───── RECORDS FOR THE TASK

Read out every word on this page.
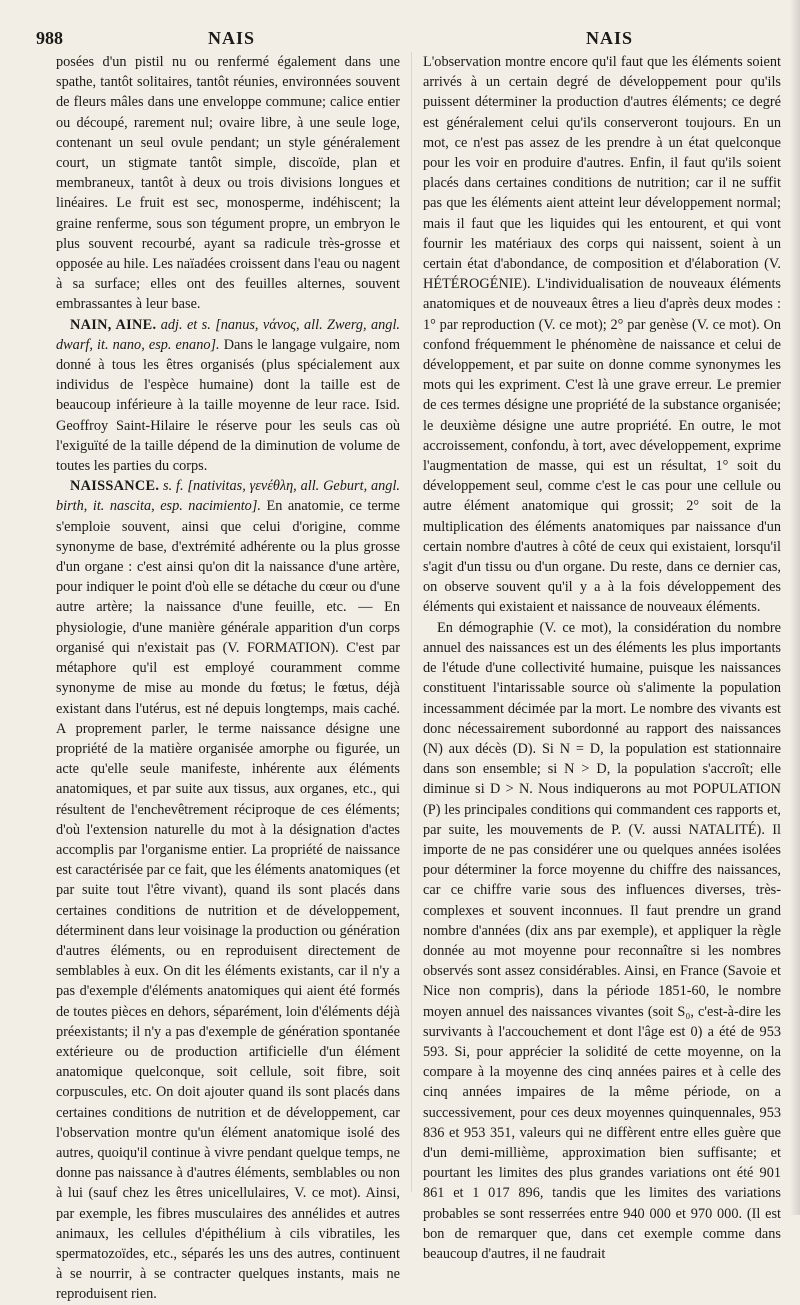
988	NAIS	NAIS

posées d'un pistil nu ou renfermé également dans une spathe, tantôt solitaires, tantôt réunies, environnées souvent de fleurs mâles dans une enveloppe commune; calice entier ou découpé, rarement nul; ovaire libre, à une seule loge, contenant un seul ovule pendant; un style généralement court, un stigmate tantôt simple, discoïde, plan et membraneux, tantôt à deux ou trois divisions longues et linéaires. Le fruit est sec, monosperme, indéhiscent; la graine renferme, sous son tégument propre, un embryon le plus souvent recourbé, ayant sa radicule très-grosse et opposée au hile. Les naïadées croissent dans l'eau ou nagent à sa surface; elles ont des feuilles alternes, souvent embrassantes à leur base.

NAIN, AINE. adj. et s. [nanus, νάνος, all. Zwerg, angl. dwarf, it. nano, esp. enano]. Dans le langage vulgaire, nom donné à tous les êtres organisés (plus spécialement aux individus de l'espèce humaine) dont la taille est de beaucoup inférieure à la taille moyenne de leur race. Isid. Geoffroy Saint-Hilaire le réserve pour les seuls cas où l'exiguïté de la taille dépend de la diminution de volume de toutes les parties du corps.

NAISSANCE. s. f. [nativitas, γενέθλη, all. Geburt, angl. birth, it. nascita, esp. nacimiento]. En anatomie, ce terme s'emploie souvent, ainsi que celui d'origine, comme synonyme de base, d'extrémité adhérente ou la plus grosse d'un organe : c'est ainsi qu'on dit la naissance d'une artère, pour indiquer le point d'où elle se détache du cœur ou d'une autre artère; la naissance d'une feuille, etc. — En physiologie, d'une manière générale apparition d'un corps organisé qui n'existait pas (V. FORMATION). C'est par métaphore qu'il est employé couramment comme synonyme de mise au monde du fœtus; le fœtus, déjà existant dans l'utérus, est né depuis longtemps, mais caché. A proprement parler, le terme naissance désigne une propriété de la matière organisée amorphe ou figurée, un acte qu'elle seule manifeste, inhérente aux éléments anatomiques, et par suite aux tissus, aux organes, etc., qui résultent de l'enchevêtrement réciproque de ces éléments; d'où l'extension naturelle du mot à la désignation d'actes accomplis par l'organisme entier. La propriété de naissance est caractérisée par ce fait, que les éléments anatomiques (et par suite tout l'être vivant), quand ils sont placés dans certaines conditions de nutrition et de développement, déterminent dans leur voisinage la production ou génération d'autres éléments, ou en reproduisent directement de semblables à eux. On dit les éléments existants, car il n'y a pas d'exemple d'éléments anatomiques qui aient été formés de toutes pièces en dehors, séparément, loin d'éléments déjà préexistants; il n'y a pas d'exemple de génération spontanée extérieure ou de production artificielle d'un élément anatomique quelconque, soit cellule, soit fibre, soit corpuscules, etc. On doit ajouter quand ils sont placés dans certaines conditions de nutrition et de développement, car l'observation montre qu'un élément anatomique isolé des autres, quoiqu'il continue à vivre pendant quelque temps, ne donne pas naissance à d'autres éléments, semblables ou non à lui (sauf chez les êtres unicellulaires, V. ce mot). Ainsi, par exemple, les fibres musculaires des annélides et autres animaux, les cellules d'épithélium à cils vibratiles, les spermatozoïdes, etc., séparés les uns des autres, continuent à se nourrir, à se contracter quelques instants, mais ne reproduisent rien.

L'observation montre encore qu'il faut que les éléments soient arrivés à un certain degré de développement pour qu'ils puissent déterminer la production d'autres éléments; ce degré est généralement celui qu'ils conserveront toujours. En un mot, ce n'est pas assez de les prendre à un état quelconque pour les voir en produire d'autres. Enfin, il faut qu'ils soient placés dans certaines conditions de nutrition; car il ne suffit pas que les éléments aient atteint leur développement normal; mais il faut que les liquides qui les entourent, et qui vont fournir les matériaux des corps qui naissent, soient à un certain état d'abondance, de composition et d'élaboration (V. HÉTÉROGÉNIE). L'individualisation de nouveaux éléments anatomiques et de nouveaux êtres a lieu d'après deux modes : 1° par reproduction (V. ce mot); 2° par genèse (V. ce mot). On confond fréquemment le phénomène de naissance et celui de développement, et par suite on donne comme synonymes les mots qui les expriment. C'est là une grave erreur. Le premier de ces termes désigne une propriété de la substance organisée; le deuxième désigne une autre propriété. En outre, le mot accroissement, confondu, à tort, avec développement, exprime l'augmentation de masse, qui est un résultat, 1° soit du développement seul, comme c'est le cas pour une cellule ou autre élément anatomique qui grossit; 2° soit de la multiplication des éléments anatomiques par naissance d'un certain nombre d'autres à côté de ceux qui existaient, lorsqu'il s'agit d'un tissu ou d'un organe. Du reste, dans ce dernier cas, on observe souvent qu'il y a à la fois développement des éléments qui existaient et naissance de nouveaux éléments.

En démographie (V. ce mot), la considération du nombre annuel des naissances est un des éléments les plus importants de l'étude d'une collectivité humaine, puisque les naissances constituent l'intarissable source où s'alimente la population incessamment décimée par la mort. Le nombre des vivants est donc nécessairement subordonné au rapport des naissances (N) aux décès (D). Si N = D, la population est stationnaire dans son ensemble; si N > D, la population s'accroît; elle diminue si D > N. Nous indiquerons au mot POPULATION (P) les principales conditions qui commandent ces rapports et, par suite, les mouvements de P. (V. aussi NATALITÉ). Il importe de ne pas considérer une ou quelques années isolées pour déterminer la force moyenne du chiffre des naissances, car ce chiffre varie sous des influences diverses, très-complexes et souvent inconnues. Il faut prendre un grand nombre d'années (dix ans par exemple), et appliquer la règle donnée au mot moyenne pour reconnaître si les nombres observés sont assez considérables. Ainsi, en France (Savoie et Nice non compris), dans la période 1851-60, le nombre moyen annuel des naissances vivantes (soit S₀, c'est-à-dire les survivants à l'accouchement et dont l'âge est 0) a été de 953 593. Si, pour apprécier la solidité de cette moyenne, on la compare à la moyenne des cinq années paires et à celle des cinq années impaires de la même période, on a successivement, pour ces deux moyennes quinquennales, 953 836 et 953 351, valeurs qui ne diffèrent entre elles guère que d'un demi-millième, approximation bien suffisante; et pourtant les limites des plus grandes variations ont été 901 861 et 1 017 896, tandis que les limites des variations probables se sont resserrées entre 940 000 et 970 000. (Il est bon de remarquer que, dans cet exemple comme dans beaucoup d'autres, il ne faudrait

──────────

Repeat the data exactly, dropping every picture it holds.

Read out every word on this page.
988	NAIS	NAIS

posées d'un pistil nu ou renfermé également dans une spathe, tantôt solitaires, tantôt réunies, environnées souvent de fleurs mâles dans une enveloppe commune; calice entier ou découpé, rarement nul; ovaire libre, à une seule loge, contenant un seul ovule pendant; un style généralement court, un stigmate tantôt simple, discoïde, plan et membraneux, tantôt à deux ou trois divisions longues et linéaires. Le fruit est sec, monosperme, indéhiscent; la graine renferme, sous son tégument propre, un embryon le plus souvent recourbé, ayant sa radicule très-grosse et opposée au hile. Les naïadées croissent dans l'eau ou nagent à sa surface; elles ont des feuilles alternes, souvent embrassantes à leur base.

NAIN, AINE. adj. et s. [nanus, νάνος, all. Zwerg, angl. dwarf, it. nano, esp. enano]. Dans le langage vulgaire, nom donné à tous les êtres organisés (plus spécialement aux individus de l'espèce humaine) dont la taille est de beaucoup inférieure à la taille moyenne de leur race. Isid. Geoffroy Saint-Hilaire le réserve pour les seuls cas où l'exiguïté de la taille dépend de la diminution de volume de toutes les parties du corps.

NAISSANCE. s. f. [nativitas, γενέθλη, all. Geburt, angl. birth, it. nascita, esp. nacimiento]. En anatomie, ce terme s'emploie souvent, ainsi que celui d'origine, comme synonyme de base, d'extrémité adhérente ou la plus grosse d'un organe : c'est ainsi qu'on dit la naissance d'une artère, pour indiquer le point d'où elle se détache du cœur ou d'une autre artère; la naissance d'une feuille, etc. — En physiologie, d'une manière générale apparition d'un corps organisé qui n'existait pas (V. FORMATION). C'est par métaphore qu'il est employé couramment comme synonyme de mise au monde du fœtus; le fœtus, déjà existant dans l'utérus, est né depuis longtemps, mais caché. A proprement parler, le terme naissance désigne une propriété de la matière organisée amorphe ou figurée, un acte qu'elle seule manifeste, inhérente aux éléments anatomiques, et par suite aux tissus, aux organes, etc., qui résultent de l'enchevêtrement réciproque de ces éléments; d'où l'extension naturelle du mot à la désignation d'actes accomplis par l'organisme entier. La propriété de naissance est caractérisée par ce fait, que les éléments anatomiques (et par suite tout l'être vivant), quand ils sont placés dans certaines conditions de nutrition et de développement, déterminent dans leur voisinage la production ou génération d'autres éléments, ou en reproduisent directement de semblables à eux. On dit les éléments existants, car il n'y a pas d'exemple d'éléments anatomiques qui aient été formés de toutes pièces en dehors, séparément, loin d'éléments déjà préexistants; il n'y a pas d'exemple de génération spontanée extérieure ou de production artificielle d'un élément anatomique quelconque, soit cellule, soit fibre, soit corpuscules, etc. On doit ajouter quand ils sont placés dans certaines conditions de nutrition et de développement, car l'observation montre qu'un élément anatomique isolé des autres, quoiqu'il continue à vivre pendant quelque temps, ne donne pas naissance à d'autres éléments, semblables ou non à lui (sauf chez les êtres unicellulaires, V. ce mot). Ainsi, par exemple, les fibres musculaires des annélides et autres animaux, les cellules d'épithélium à cils vibratiles, les spermatozoïdes, etc., séparés les uns des autres, continuent à se nourrir, à se contracter quelques instants, mais ne reproduisent rien.

L'observation montre encore qu'il faut que les éléments soient arrivés à un certain degré de développement pour qu'ils puissent déterminer la production d'autres éléments; ce degré est généralement celui qu'ils conserveront toujours. En un mot, ce n'est pas assez de les prendre à un état quelconque pour les voir en produire d'autres. Enfin, il faut qu'ils soient placés dans certaines conditions de nutrition; car il ne suffit pas que les éléments aient atteint leur développement normal; mais il faut que les liquides qui les entourent, et qui vont fournir les matériaux des corps qui naissent, soient à un certain état d'abondance, de composition et d'élaboration (V. HÉTÉROGÉNIE). L'individualisation de nouveaux éléments anatomiques et de nouveaux êtres a lieu d'après deux modes : 1° par reproduction (V. ce mot); 2° par genèse (V. ce mot). On confond fréquemment le phénomène de naissance et celui de développement, et par suite on donne comme synonymes les mots qui les expriment. C'est là une grave erreur. Le premier de ces termes désigne une propriété de la substance organisée; le deuxième désigne une autre propriété. En outre, le mot accroissement, confondu, à tort, avec développement, exprime l'augmentation de masse, qui est un résultat, 1° soit du développement seul, comme c'est le cas pour une cellule ou autre élément anatomique qui grossit; 2° soit de la multiplication des éléments anatomiques par naissance d'un certain nombre d'autres à côté de ceux qui existaient, lorsqu'il s'agit d'un tissu ou d'un organe. Du reste, dans ce dernier cas, on observe souvent qu'il y a à la fois développement des éléments qui existaient et naissance de nouveaux éléments.

En démographie (V. ce mot), la considération du nombre annuel des naissances est un des éléments les plus importants de l'étude d'une collectivité humaine, puisque les naissances constituent l'intarissable source où s'alimente la population incessamment décimée par la mort. Le nombre des vivants est donc nécessairement subordonné au rapport des naissances (N) aux décès (D). Si N = D, la population est stationnaire dans son ensemble; si N > D, la population s'accroît; elle diminue si D > N. Nous indiquerons au mot POPULATION (P) les principales conditions qui commandent ces rapports et, par suite, les mouvements de P. (V. aussi NATALITÉ). Il importe de ne pas considérer une ou quelques années isolées pour déterminer la force moyenne du chiffre des naissances, car ce chiffre varie sous des influences diverses, très-complexes et souvent inconnues. Il faut prendre un grand nombre d'années (dix ans par exemple), et appliquer la règle donnée au mot moyenne pour reconnaître si les nombres observés sont assez considérables. Ainsi, en France (Savoie et Nice non compris), dans la période 1851-60, le nombre moyen annuel des naissances vivantes (soit S₀, c'est-à-dire les survivants à l'accouchement et dont l'âge est 0) a été de 953 593. Si, pour apprécier la solidité de cette moyenne, on la compare à la moyenne des cinq années paires et à celle des cinq années impaires de la même période, on a successivement, pour ces deux moyennes quinquennales, 953 836 et 953 351, valeurs qui ne diffèrent entre elles guère que d'un demi-millième, approximation bien suffisante; et pourtant les limites des plus grandes variations ont été 901 861 et 1 017 896, tandis que les limites des variations probables se sont resserrées entre 940 000 et 970 000. (Il est bon de remarquer que, dans cet exemple comme dans beaucoup d'autres, il ne faudrait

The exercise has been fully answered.